(WHAT NEEDS TO BE DONE): Identify the lines that contain the string "Vertical" and report only how many there are.

(Stored items):
........

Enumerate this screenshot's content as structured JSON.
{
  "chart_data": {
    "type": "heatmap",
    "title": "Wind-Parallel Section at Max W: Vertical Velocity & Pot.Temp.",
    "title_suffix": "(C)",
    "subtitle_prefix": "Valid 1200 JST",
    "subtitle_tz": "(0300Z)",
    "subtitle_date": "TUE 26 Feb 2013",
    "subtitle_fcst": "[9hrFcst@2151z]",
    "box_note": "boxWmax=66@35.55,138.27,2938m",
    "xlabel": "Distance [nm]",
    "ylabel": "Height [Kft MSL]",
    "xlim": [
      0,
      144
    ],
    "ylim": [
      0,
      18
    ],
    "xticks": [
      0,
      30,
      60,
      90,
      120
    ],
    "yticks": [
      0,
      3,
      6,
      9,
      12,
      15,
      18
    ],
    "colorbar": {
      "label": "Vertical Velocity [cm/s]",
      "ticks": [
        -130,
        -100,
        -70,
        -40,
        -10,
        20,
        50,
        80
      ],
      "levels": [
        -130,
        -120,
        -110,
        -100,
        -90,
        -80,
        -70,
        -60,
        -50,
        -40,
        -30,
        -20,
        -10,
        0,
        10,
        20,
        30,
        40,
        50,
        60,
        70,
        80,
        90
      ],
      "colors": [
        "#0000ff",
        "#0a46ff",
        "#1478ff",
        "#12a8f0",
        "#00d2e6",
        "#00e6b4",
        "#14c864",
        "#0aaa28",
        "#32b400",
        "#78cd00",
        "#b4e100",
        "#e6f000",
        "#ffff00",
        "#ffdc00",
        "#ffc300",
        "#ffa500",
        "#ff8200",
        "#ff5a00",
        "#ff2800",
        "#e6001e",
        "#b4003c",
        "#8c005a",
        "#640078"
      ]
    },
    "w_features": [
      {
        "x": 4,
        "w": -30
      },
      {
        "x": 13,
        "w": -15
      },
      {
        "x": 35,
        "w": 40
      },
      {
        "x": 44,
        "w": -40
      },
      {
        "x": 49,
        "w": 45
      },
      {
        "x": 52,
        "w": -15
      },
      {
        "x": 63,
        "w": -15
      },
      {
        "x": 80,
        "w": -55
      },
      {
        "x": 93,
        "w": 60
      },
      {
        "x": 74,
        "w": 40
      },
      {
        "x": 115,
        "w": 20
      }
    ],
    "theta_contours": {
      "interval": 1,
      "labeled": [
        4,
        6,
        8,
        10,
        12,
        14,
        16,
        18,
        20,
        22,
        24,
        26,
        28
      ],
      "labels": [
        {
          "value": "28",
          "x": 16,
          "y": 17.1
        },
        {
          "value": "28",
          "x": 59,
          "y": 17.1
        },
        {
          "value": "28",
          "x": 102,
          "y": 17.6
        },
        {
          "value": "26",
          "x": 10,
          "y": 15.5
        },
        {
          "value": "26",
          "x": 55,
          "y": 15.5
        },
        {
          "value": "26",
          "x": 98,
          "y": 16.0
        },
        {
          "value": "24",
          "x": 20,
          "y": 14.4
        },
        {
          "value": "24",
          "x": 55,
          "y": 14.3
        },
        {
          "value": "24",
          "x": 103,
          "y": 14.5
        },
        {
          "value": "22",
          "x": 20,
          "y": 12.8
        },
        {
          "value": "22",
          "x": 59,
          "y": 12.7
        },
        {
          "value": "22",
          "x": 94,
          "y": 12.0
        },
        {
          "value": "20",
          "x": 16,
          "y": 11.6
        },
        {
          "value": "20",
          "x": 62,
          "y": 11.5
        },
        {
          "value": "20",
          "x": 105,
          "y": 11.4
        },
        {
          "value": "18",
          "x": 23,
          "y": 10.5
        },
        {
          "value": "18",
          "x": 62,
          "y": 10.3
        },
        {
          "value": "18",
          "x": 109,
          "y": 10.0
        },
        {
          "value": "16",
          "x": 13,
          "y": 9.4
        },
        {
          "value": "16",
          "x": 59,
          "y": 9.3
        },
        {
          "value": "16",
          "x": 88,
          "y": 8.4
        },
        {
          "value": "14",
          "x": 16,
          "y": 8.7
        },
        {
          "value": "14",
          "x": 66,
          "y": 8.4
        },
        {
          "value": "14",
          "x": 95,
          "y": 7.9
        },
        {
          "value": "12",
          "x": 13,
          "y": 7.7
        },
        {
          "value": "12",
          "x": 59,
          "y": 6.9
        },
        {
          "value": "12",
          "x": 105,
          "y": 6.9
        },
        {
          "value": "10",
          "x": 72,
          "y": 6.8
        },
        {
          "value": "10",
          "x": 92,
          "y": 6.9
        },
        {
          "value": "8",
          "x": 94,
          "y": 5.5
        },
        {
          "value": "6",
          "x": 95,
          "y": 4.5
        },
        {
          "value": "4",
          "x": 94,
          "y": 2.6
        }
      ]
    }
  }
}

........

(TASK SOLUTION): 2